▶ Stated exercise
Go through the listing below and gather every line with the word "name".

-- Start of Data provided --

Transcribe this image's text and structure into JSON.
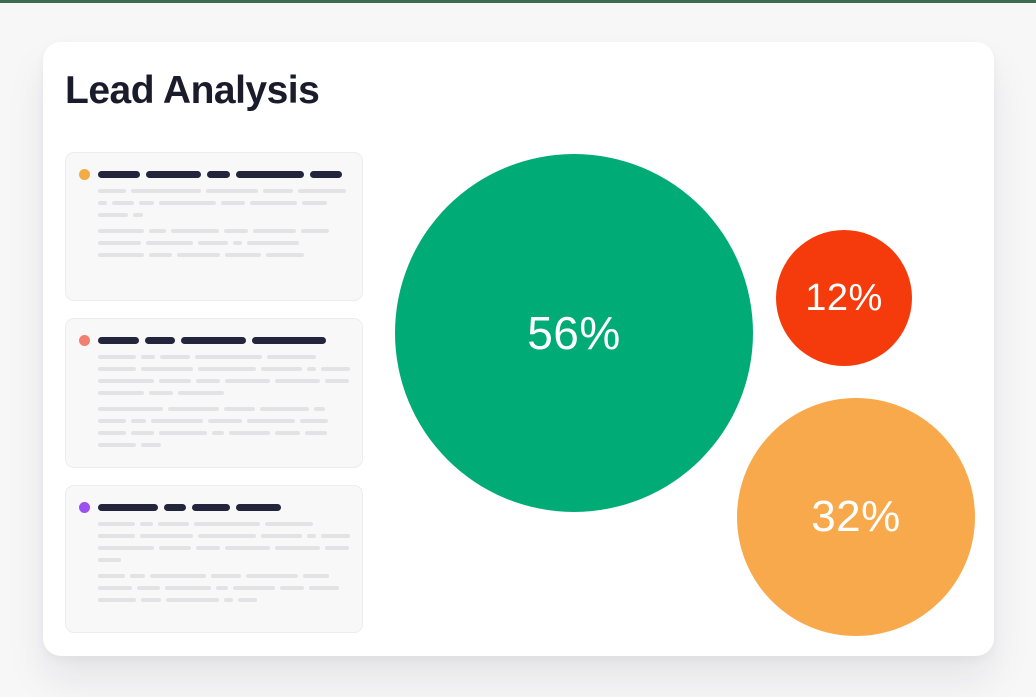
{
  "accent": {
    "top_bar_color": "#3e6b4f"
  },
  "card": {
    "title": "Lead Analysis"
  },
  "lead_items": [
    {
      "dot_color": "#f3ac44",
      "title_segments": [
        42,
        55,
        23,
        68,
        32
      ],
      "paragraphs": [
        [
          [
            28,
            70,
            52,
            30,
            48
          ],
          [
            9,
            22,
            15,
            57,
            24,
            47,
            25
          ],
          [
            30,
            10
          ]
        ],
        [
          [
            46,
            17,
            48,
            24,
            43,
            28
          ],
          [
            43,
            47,
            30,
            9,
            52
          ],
          [
            46,
            23,
            43,
            36,
            38
          ]
        ]
      ]
    },
    {
      "dot_color": "#f37f70",
      "title_segments": [
        41,
        30,
        65,
        74
      ],
      "paragraphs": [
        [
          [
            38,
            14,
            30,
            67,
            49
          ],
          [
            38,
            52,
            58,
            41,
            9,
            29
          ],
          [
            56,
            32,
            24,
            45,
            45,
            24
          ],
          [
            46,
            24,
            46
          ]
        ],
        [
          [
            65,
            51,
            31,
            49,
            11
          ],
          [
            28,
            15,
            52,
            34,
            48,
            28
          ],
          [
            28,
            23,
            48,
            12,
            41,
            25,
            22
          ],
          [
            38,
            20
          ]
        ]
      ]
    },
    {
      "dot_color": "#9b50ef",
      "title_segments": [
        60,
        22,
        38,
        45
      ],
      "paragraphs": [
        [
          [
            37,
            13,
            31,
            66,
            48
          ],
          [
            37,
            53,
            58,
            41,
            9,
            29
          ],
          [
            56,
            32,
            24,
            45,
            45,
            24
          ],
          [
            23
          ]
        ],
        [
          [
            27,
            15,
            56,
            30,
            52,
            26
          ],
          [
            34,
            23,
            46,
            12,
            42,
            24,
            30
          ],
          [
            38,
            20,
            53,
            9,
            19
          ]
        ]
      ]
    }
  ],
  "chart_data": {
    "type": "bubble",
    "title": "Lead Analysis",
    "unit": "%",
    "series": [
      {
        "name": "largest-segment",
        "label": "56%",
        "value": 56,
        "color": "#00ab75"
      },
      {
        "name": "smallest-segment",
        "label": "12%",
        "value": 12,
        "color": "#f53b0b"
      },
      {
        "name": "medium-segment",
        "label": "32%",
        "value": 32,
        "color": "#f7a94b"
      }
    ],
    "label_color": "#ffffff",
    "legend": "none",
    "axes": "none"
  }
}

-- End of Data provided --

▶ Problem solution
        "name": "largest-segment",
        "name": "smallest-segment",
        "name": "medium-segment",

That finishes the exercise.